▶ _SET TASK_: Which lines contain the word "wine"? Return each of them as written.
## begin
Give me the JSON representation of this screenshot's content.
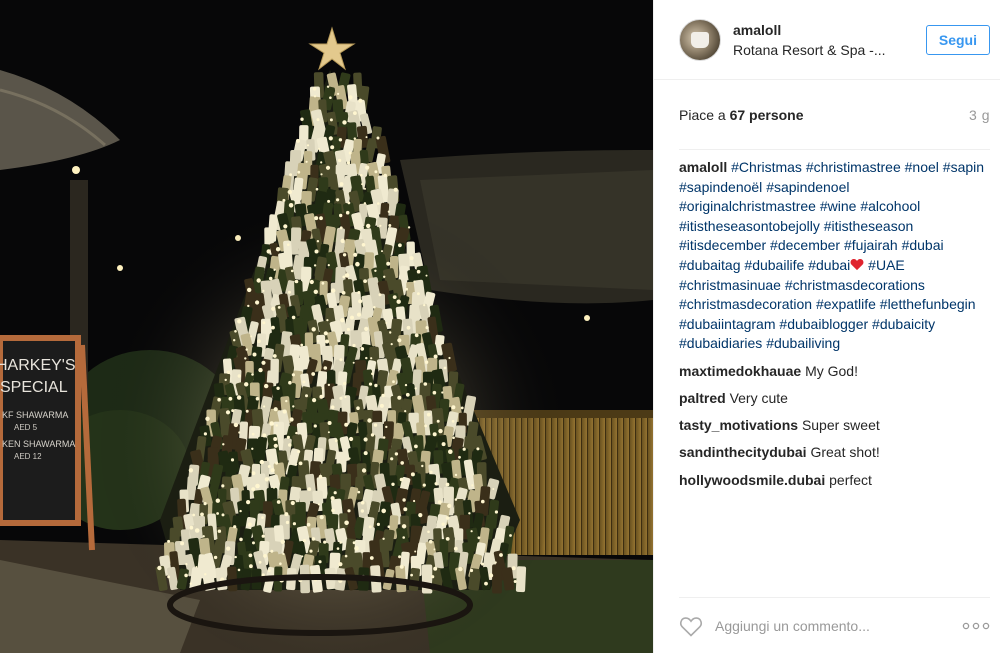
{
  "post": {
    "image_alt": "Christmas tree made of wine bottles"
  },
  "header": {
    "username": "amaloll",
    "location": "Rotana Resort & Spa -...",
    "follow_label": "Segui"
  },
  "likes": {
    "prefix": "Piace a ",
    "count": "67 persone",
    "time": "3 g"
  },
  "caption": {
    "user": "amaloll",
    "tags_before_heart": [
      "#Christmas",
      "#christimastree",
      "#noel",
      "#sapin",
      "#sapindenoël",
      "#sapindenoel",
      "#originalchristmastree",
      "#wine",
      "#alcohool",
      "#itistheseasontobejolly",
      "#itistheseason",
      "#itisdecember",
      "#december",
      "#fujairah",
      "#dubai",
      "#dubaitag",
      "#dubailife",
      "#dubai"
    ],
    "tags_after_heart": [
      "#UAE",
      "#christmasinuae",
      "#christmasdecorations",
      "#christmasdecoration",
      "#expatlife",
      "#letthefunbegin",
      "#dubaiintagram",
      "#dubaiblogger",
      "#dubaicity",
      "#dubaidiaries",
      "#dubailiving"
    ]
  },
  "comments": [
    {
      "user": "maxtimedokhauae",
      "text": "My God!"
    },
    {
      "user": "paltred",
      "text": "Very cute"
    },
    {
      "user": "tasty_motivations",
      "text": "Super sweet"
    },
    {
      "user": "sandinthecitydubai",
      "text": "Great shot!"
    },
    {
      "user": "hollywoodsmile.dubai",
      "text": "perfect"
    }
  ],
  "footer": {
    "comment_placeholder": "Aggiungi un commento...",
    "heart_icon": "heart-outline-icon",
    "more_icon": "more-options-icon"
  },
  "sign": {
    "line1": "HARKEY'S",
    "line2": "SPECIAL",
    "line3": "KF SHAWARMA",
    "line4": "AED 5",
    "line5": "KEN SHAWARMA",
    "line6": "AED 12"
  },
  "colors": {
    "accent": "#3897f0",
    "hashtag": "#003569",
    "muted": "#999999"
  }
}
## end
▶ _SOLUTION_:
    "image_alt": "Christmas tree made of wine bottles"
      "#wine",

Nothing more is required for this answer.